> _CHALLENGE_: Return every entry exactly as written.

> _EXTRACTED MATERIAL_:
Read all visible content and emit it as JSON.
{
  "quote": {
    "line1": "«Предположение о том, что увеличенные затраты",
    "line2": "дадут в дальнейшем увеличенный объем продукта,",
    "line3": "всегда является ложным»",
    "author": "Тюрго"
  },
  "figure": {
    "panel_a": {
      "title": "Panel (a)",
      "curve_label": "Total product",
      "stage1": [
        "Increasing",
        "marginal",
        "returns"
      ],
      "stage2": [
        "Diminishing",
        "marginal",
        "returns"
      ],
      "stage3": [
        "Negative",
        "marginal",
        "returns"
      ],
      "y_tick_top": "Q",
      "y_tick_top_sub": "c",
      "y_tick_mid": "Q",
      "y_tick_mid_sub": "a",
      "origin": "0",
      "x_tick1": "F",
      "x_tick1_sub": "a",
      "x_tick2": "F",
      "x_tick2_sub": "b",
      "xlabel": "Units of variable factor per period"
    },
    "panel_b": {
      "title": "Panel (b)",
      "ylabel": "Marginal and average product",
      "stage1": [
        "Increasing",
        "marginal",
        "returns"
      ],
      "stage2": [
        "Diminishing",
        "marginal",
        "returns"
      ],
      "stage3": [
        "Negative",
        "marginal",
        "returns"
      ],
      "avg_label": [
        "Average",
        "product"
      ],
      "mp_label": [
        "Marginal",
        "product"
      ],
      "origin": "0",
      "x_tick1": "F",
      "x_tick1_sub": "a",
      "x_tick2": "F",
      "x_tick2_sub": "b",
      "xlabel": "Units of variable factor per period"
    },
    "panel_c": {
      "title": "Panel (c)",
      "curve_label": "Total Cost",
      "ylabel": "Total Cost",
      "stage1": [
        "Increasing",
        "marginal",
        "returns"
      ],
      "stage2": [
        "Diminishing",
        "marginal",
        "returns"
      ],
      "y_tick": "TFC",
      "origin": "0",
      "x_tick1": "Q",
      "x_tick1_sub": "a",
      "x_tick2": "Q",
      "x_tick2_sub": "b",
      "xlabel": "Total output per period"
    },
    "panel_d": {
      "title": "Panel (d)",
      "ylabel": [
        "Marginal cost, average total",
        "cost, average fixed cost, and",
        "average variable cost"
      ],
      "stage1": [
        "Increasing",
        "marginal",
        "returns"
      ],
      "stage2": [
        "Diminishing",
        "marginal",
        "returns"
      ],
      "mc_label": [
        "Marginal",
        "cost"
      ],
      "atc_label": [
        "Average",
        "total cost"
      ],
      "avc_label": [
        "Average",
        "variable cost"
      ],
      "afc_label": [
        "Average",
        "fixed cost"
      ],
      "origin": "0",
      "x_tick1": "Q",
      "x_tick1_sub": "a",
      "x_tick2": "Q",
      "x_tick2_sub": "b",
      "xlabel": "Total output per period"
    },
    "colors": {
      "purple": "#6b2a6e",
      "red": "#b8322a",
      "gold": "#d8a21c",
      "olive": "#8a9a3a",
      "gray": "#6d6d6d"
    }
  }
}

> _RESULT FOR THIS TASK_:
Read all visible content and emit it as JSON.
{
  "quote": {
    "line1": "«Предположение о том, что увеличенные затраты",
    "line2": "дадут в дальнейшем увеличенный объем продукта,",
    "line3": "всегда является ложным»",
    "author": "Тюрго"
  },
  "figure": {
    "panel_a": {
      "title": "Panel (a)",
      "curve_label": "Total product",
      "stage1": [
        "Increasing",
        "marginal",
        "returns"
      ],
      "stage2": [
        "Diminishing",
        "marginal",
        "returns"
      ],
      "stage3": [
        "Negative",
        "marginal",
        "returns"
      ],
      "y_tick_top": "Q",
      "y_tick_top_sub": "c",
      "y_tick_mid": "Q",
      "y_tick_mid_sub": "a",
      "origin": "0",
      "x_tick1": "F",
      "x_tick1_sub": "a",
      "x_tick2": "F",
      "x_tick2_sub": "b",
      "xlabel": "Units of variable factor per period"
    },
    "panel_b": {
      "title": "Panel (b)",
      "ylabel": "Marginal and average product",
      "stage1": [
        "Increasing",
        "marginal",
        "returns"
      ],
      "stage2": [
        "Diminishing",
        "marginal",
        "returns"
      ],
      "stage3": [
        "Negative",
        "marginal",
        "returns"
      ],
      "avg_label": [
        "Average",
        "product"
      ],
      "mp_label": [
        "Marginal",
        "product"
      ],
      "origin": "0",
      "x_tick1": "F",
      "x_tick1_sub": "a",
      "x_tick2": "F",
      "x_tick2_sub": "b",
      "xlabel": "Units of variable factor per period"
    },
    "panel_c": {
      "title": "Panel (c)",
      "curve_label": "Total Cost",
      "ylabel": "Total Cost",
      "stage1": [
        "Increasing",
        "marginal",
        "returns"
      ],
      "stage2": [
        "Diminishing",
        "marginal",
        "returns"
      ],
      "y_tick": "TFC",
      "origin": "0",
      "x_tick1": "Q",
      "x_tick1_sub": "a",
      "x_tick2": "Q",
      "x_tick2_sub": "b",
      "xlabel": "Total output per period"
    },
    "panel_d": {
      "title": "Panel (d)",
      "ylabel": [
        "Marginal cost, average total",
        "cost, average fixed cost, and",
        "average variable cost"
      ],
      "stage1": [
        "Increasing",
        "marginal",
        "returns"
      ],
      "stage2": [
        "Diminishing",
        "marginal",
        "returns"
      ],
      "mc_label": [
        "Marginal",
        "cost"
      ],
      "atc_label": [
        "Average",
        "total cost"
      ],
      "avc_label": [
        "Average",
        "variable cost"
      ],
      "afc_label": [
        "Average",
        "fixed cost"
      ],
      "origin": "0",
      "x_tick1": "Q",
      "x_tick1_sub": "a",
      "x_tick2": "Q",
      "x_tick2_sub": "b",
      "xlabel": "Total output per period"
    },
    "colors": {
      "purple": "#6b2a6e",
      "red": "#b8322a",
      "gold": "#d8a21c",
      "olive": "#8a9a3a",
      "gray": "#6d6d6d"
    }
  }
}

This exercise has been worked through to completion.